* Begin Given records *

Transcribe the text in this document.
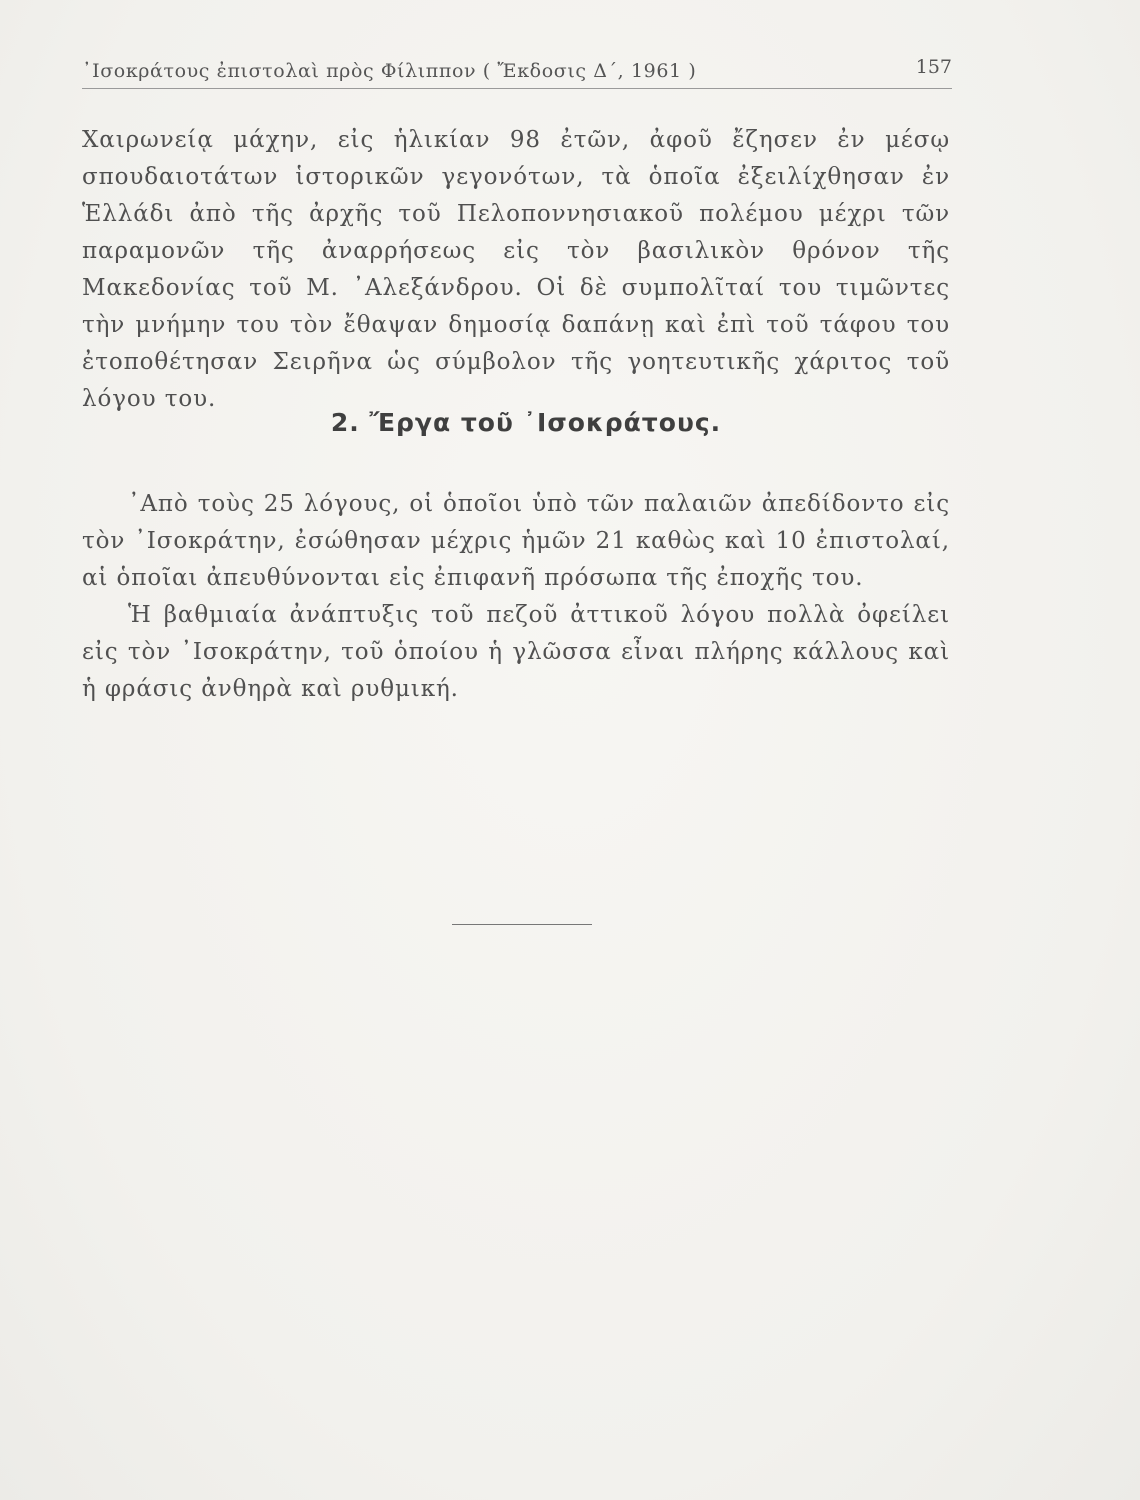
᾿Ισοκράτους ἐπιστολαὶ πρὸς Φίλιππον ( Ἔκδοσις Δ΄, 1961 )	157

Χαιρωνείᾳ μάχην, εἰς ἡλικίαν 98 ἐτῶν, ἀφοῦ ἔζησεν ἐν μέσῳ σπουδαιοτάτων ἱστορικῶν γεγονότων, τὰ ὁποῖα ἐξειλίχθησαν ἐν Ἑλλάδι ἀπὸ τῆς ἀρχῆς τοῦ Πελοποννησιακοῦ πολέμου μέχρι τῶν παραμονῶν τῆς ἀναρρήσεως εἰς τὸν βασιλικὸν θρόνον τῆς Μακεδονίας τοῦ Μ. ᾿Αλεξάνδρου. Οἱ δὲ συμπολῖταί του τιμῶντες τὴν μνήμην του τὸν ἔθαψαν δημοσίᾳ δαπάνῃ καὶ ἐπὶ τοῦ τάφου του ἐτοποθέτησαν Σειρῆνα ὡς σύμβολον τῆς γοητευτικῆς χάριτος τοῦ λόγου του.

2. Ἔργα τοῦ ᾿Ισοκράτους.

᾿Απὸ τοὺς 25 λόγους, οἱ ὁποῖοι ὑπὸ τῶν παλαιῶν ἀπεδίδοντο εἰς τὸν ᾿Ισοκράτην, ἐσώθησαν μέχρις ἡμῶν 21 καθὼς καὶ 10 ἐπιστολαί, αἱ ὁποῖαι ἀπευθύνονται εἰς ἐπιφανῆ πρόσωπα τῆς ἐποχῆς του.

Ἡ βαθμιαία ἀνάπτυξις τοῦ πεζοῦ ἀττικοῦ λόγου πολλὰ ὀφείλει εἰς τὸν ᾿Ισοκράτην, τοῦ ὁποίου ἡ γλῶσσα εἶναι πλήρης κάλλους καὶ ἡ φράσις ἀνθηρὰ καὶ ρυθμική.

* End Given records *

*Objective*: Isolate the lines above that contain the word "Ισοκράτην" and copy them.

*Solution to the problem*:
᾿Απὸ τοὺς 25 λόγους, οἱ ὁποῖοι ὑπὸ τῶν παλαιῶν ἀπεδίδοντο εἰς τὸν ᾿Ισοκράτην, ἐσώθησαν μέχρις ἡμῶν 21 καθὼς καὶ 10 ἐπιστολαί, αἱ ὁποῖαι ἀπευθύνονται εἰς ἐπιφανῆ πρόσωπα τῆς ἐποχῆς του.
Ἡ βαθμιαία ἀνάπτυξις τοῦ πεζοῦ ἀττικοῦ λόγου πολλὰ ὀφείλει εἰς τὸν ᾿Ισοκράτην, τοῦ ὁποίου ἡ γλῶσσα εἶναι πλήρης κάλλους καὶ ἡ φράσις ἀνθηρὰ καὶ ρυθμική.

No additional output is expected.